GIVEN INSTRUCTION:
What is needed here is an exact copy of every entry.

INPUT MATERIAL:

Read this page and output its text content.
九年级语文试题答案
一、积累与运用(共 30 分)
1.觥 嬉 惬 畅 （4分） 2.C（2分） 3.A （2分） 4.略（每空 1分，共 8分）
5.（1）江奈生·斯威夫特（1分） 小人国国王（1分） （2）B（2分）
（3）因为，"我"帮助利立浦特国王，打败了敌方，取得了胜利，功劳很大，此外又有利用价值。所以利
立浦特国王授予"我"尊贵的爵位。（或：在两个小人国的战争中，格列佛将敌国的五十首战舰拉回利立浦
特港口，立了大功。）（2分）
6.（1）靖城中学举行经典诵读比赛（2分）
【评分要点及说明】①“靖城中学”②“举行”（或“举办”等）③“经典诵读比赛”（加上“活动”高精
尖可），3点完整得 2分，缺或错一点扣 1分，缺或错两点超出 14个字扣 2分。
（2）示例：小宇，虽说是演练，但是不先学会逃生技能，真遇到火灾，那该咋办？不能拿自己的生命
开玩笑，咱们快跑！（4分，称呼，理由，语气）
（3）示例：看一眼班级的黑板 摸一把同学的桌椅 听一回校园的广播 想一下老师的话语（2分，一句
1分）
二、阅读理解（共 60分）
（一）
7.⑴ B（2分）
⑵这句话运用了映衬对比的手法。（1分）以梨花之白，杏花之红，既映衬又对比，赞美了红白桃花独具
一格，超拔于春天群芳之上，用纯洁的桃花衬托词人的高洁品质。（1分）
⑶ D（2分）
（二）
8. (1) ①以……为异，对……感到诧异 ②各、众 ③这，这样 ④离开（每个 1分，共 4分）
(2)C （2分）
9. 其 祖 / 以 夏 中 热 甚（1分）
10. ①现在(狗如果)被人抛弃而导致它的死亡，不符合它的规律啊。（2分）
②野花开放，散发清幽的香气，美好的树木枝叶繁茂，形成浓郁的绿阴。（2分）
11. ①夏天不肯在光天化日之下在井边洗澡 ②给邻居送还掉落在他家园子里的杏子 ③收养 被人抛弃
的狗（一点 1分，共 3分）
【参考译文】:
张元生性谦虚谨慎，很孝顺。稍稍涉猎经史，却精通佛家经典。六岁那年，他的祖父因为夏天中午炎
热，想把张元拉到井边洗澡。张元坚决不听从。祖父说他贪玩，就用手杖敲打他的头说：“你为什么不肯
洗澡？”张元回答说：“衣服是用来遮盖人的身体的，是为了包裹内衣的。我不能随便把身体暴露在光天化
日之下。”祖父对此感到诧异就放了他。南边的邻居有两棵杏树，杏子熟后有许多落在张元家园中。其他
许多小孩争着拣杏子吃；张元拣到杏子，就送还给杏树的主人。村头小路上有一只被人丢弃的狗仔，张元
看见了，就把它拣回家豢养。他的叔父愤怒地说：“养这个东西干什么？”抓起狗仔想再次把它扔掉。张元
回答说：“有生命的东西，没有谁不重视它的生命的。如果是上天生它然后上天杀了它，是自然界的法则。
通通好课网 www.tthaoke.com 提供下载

WRITTEN ANSWER:
Read this page and output its text content.
九年级语文试题答案
一、积累与运用(共 30 分)
1.觥 嬉 惬 畅 （4分） 2.C（2分） 3.A （2分） 4.略（每空 1分，共 8分）
5.（1）江奈生·斯威夫特（1分） 小人国国王（1分） （2）B（2分）
（3）因为，"我"帮助利立浦特国王，打败了敌方，取得了胜利，功劳很大，此外又有利用价值。所以利
立浦特国王授予"我"尊贵的爵位。（或：在两个小人国的战争中，格列佛将敌国的五十首战舰拉回利立浦
特港口，立了大功。）（2分）
6.（1）靖城中学举行经典诵读比赛（2分）
【评分要点及说明】①“靖城中学”②“举行”（或“举办”等）③“经典诵读比赛”（加上“活动”高精
尖可），3点完整得 2分，缺或错一点扣 1分，缺或错两点超出 14个字扣 2分。
（2）示例：小宇，虽说是演练，但是不先学会逃生技能，真遇到火灾，那该咋办？不能拿自己的生命
开玩笑，咱们快跑！（4分，称呼，理由，语气）
（3）示例：看一眼班级的黑板 摸一把同学的桌椅 听一回校园的广播 想一下老师的话语（2分，一句
1分）
二、阅读理解（共 60分）
（一）
7.⑴ B（2分）
⑵这句话运用了映衬对比的手法。（1分）以梨花之白，杏花之红，既映衬又对比，赞美了红白桃花独具
一格，超拔于春天群芳之上，用纯洁的桃花衬托词人的高洁品质。（1分）
⑶ D（2分）
（二）
8. (1) ①以……为异，对……感到诧异 ②各、众 ③这，这样 ④离开（每个 1分，共 4分）
(2)C （2分）
9. 其 祖 / 以 夏 中 热 甚（1分）
10. ①现在(狗如果)被人抛弃而导致它的死亡，不符合它的规律啊。（2分）
②野花开放，散发清幽的香气，美好的树木枝叶繁茂，形成浓郁的绿阴。（2分）
11. ①夏天不肯在光天化日之下在井边洗澡 ②给邻居送还掉落在他家园子里的杏子 ③收养 被人抛弃
的狗（一点 1分，共 3分）
【参考译文】:
张元生性谦虚谨慎，很孝顺。稍稍涉猎经史，却精通佛家经典。六岁那年，他的祖父因为夏天中午炎
热，想把张元拉到井边洗澡。张元坚决不听从。祖父说他贪玩，就用手杖敲打他的头说：“你为什么不肯
洗澡？”张元回答说：“衣服是用来遮盖人的身体的，是为了包裹内衣的。我不能随便把身体暴露在光天化
日之下。”祖父对此感到诧异就放了他。南边的邻居有两棵杏树，杏子熟后有许多落在张元家园中。其他
许多小孩争着拣杏子吃；张元拣到杏子，就送还给杏树的主人。村头小路上有一只被人丢弃的狗仔，张元
看见了，就把它拣回家豢养。他的叔父愤怒地说：“养这个东西干什么？”抓起狗仔想再次把它扔掉。张元
回答说：“有生命的东西，没有谁不重视它的生命的。如果是上天生它然后上天杀了它，是自然界的法则。
通通好课网 www.tthaoke.com 提供下载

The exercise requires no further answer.